[Goal]
Please repeat all of the lines that follow, exactly as written.

[Task inputs]
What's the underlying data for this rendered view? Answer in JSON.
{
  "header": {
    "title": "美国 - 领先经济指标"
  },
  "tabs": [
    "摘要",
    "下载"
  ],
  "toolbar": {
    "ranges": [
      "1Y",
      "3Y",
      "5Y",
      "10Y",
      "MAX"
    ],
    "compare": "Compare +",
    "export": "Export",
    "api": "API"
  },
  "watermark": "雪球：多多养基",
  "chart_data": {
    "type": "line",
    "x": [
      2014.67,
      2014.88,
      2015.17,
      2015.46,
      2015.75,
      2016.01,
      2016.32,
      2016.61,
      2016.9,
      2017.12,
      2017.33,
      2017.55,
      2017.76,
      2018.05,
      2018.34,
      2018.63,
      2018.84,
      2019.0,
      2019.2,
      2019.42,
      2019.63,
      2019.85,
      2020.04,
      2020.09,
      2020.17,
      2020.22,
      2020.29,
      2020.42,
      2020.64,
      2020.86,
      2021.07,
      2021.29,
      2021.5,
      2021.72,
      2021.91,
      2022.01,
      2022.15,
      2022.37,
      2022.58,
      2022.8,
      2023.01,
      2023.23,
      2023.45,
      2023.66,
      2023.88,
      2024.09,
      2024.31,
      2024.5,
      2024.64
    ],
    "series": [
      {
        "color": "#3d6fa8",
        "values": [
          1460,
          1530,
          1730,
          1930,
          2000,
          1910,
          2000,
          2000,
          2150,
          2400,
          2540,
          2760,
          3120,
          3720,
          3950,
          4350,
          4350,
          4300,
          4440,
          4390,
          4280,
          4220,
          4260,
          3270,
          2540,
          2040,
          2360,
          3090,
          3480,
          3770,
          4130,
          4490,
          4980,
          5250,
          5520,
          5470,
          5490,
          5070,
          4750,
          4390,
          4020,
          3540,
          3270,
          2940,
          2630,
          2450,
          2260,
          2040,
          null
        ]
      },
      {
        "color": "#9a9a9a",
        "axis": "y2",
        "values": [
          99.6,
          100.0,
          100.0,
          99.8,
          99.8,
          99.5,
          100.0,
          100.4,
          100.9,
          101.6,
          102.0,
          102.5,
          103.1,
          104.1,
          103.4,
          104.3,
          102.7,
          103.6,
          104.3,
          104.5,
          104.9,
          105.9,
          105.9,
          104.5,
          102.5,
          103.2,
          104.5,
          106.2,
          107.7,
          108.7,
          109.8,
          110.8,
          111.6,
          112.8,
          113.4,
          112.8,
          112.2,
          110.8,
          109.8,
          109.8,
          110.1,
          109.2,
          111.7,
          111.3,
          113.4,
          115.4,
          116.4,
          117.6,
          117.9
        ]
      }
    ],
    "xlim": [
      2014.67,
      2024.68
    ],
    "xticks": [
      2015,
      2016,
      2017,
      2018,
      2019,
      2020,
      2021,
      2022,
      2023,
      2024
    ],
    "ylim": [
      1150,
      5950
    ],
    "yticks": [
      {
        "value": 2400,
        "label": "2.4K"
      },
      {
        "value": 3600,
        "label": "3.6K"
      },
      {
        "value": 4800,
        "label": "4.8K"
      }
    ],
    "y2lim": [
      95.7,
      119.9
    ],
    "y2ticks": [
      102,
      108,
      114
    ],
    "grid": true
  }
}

[The answer]
What's the underlying data for this rendered view? Answer in JSON.
{
  "header": {
    "title": "美国 - 领先经济指标"
  },
  "tabs": [
    "摘要",
    "下载"
  ],
  "toolbar": {
    "ranges": [
      "1Y",
      "3Y",
      "5Y",
      "10Y",
      "MAX"
    ],
    "compare": "Compare +",
    "export": "Export",
    "api": "API"
  },
  "watermark": "雪球：多多养基",
  "chart_data": {
    "type": "line",
    "x": [
      2014.67,
      2014.88,
      2015.17,
      2015.46,
      2015.75,
      2016.01,
      2016.32,
      2016.61,
      2016.9,
      2017.12,
      2017.33,
      2017.55,
      2017.76,
      2018.05,
      2018.34,
      2018.63,
      2018.84,
      2019.0,
      2019.2,
      2019.42,
      2019.63,
      2019.85,
      2020.04,
      2020.09,
      2020.17,
      2020.22,
      2020.29,
      2020.42,
      2020.64,
      2020.86,
      2021.07,
      2021.29,
      2021.5,
      2021.72,
      2021.91,
      2022.01,
      2022.15,
      2022.37,
      2022.58,
      2022.8,
      2023.01,
      2023.23,
      2023.45,
      2023.66,
      2023.88,
      2024.09,
      2024.31,
      2024.5,
      2024.64
    ],
    "series": [
      {
        "color": "#3d6fa8",
        "values": [
          1460,
          1530,
          1730,
          1930,
          2000,
          1910,
          2000,
          2000,
          2150,
          2400,
          2540,
          2760,
          3120,
          3720,
          3950,
          4350,
          4350,
          4300,
          4440,
          4390,
          4280,
          4220,
          4260,
          3270,
          2540,
          2040,
          2360,
          3090,
          3480,
          3770,
          4130,
          4490,
          4980,
          5250,
          5520,
          5470,
          5490,
          5070,
          4750,
          4390,
          4020,
          3540,
          3270,
          2940,
          2630,
          2450,
          2260,
          2040,
          null
        ]
      },
      {
        "color": "#9a9a9a",
        "axis": "y2",
        "values": [
          99.6,
          100.0,
          100.0,
          99.8,
          99.8,
          99.5,
          100.0,
          100.4,
          100.9,
          101.6,
          102.0,
          102.5,
          103.1,
          104.1,
          103.4,
          104.3,
          102.7,
          103.6,
          104.3,
          104.5,
          104.9,
          105.9,
          105.9,
          104.5,
          102.5,
          103.2,
          104.5,
          106.2,
          107.7,
          108.7,
          109.8,
          110.8,
          111.6,
          112.8,
          113.4,
          112.8,
          112.2,
          110.8,
          109.8,
          109.8,
          110.1,
          109.2,
          111.7,
          111.3,
          113.4,
          115.4,
          116.4,
          117.6,
          117.9
        ]
      }
    ],
    "xlim": [
      2014.67,
      2024.68
    ],
    "xticks": [
      2015,
      2016,
      2017,
      2018,
      2019,
      2020,
      2021,
      2022,
      2023,
      2024
    ],
    "ylim": [
      1150,
      5950
    ],
    "yticks": [
      {
        "value": 2400,
        "label": "2.4K"
      },
      {
        "value": 3600,
        "label": "3.6K"
      },
      {
        "value": 4800,
        "label": "4.8K"
      }
    ],
    "y2lim": [
      95.7,
      119.9
    ],
    "y2ticks": [
      102,
      108,
      114
    ],
    "grid": true
  }
}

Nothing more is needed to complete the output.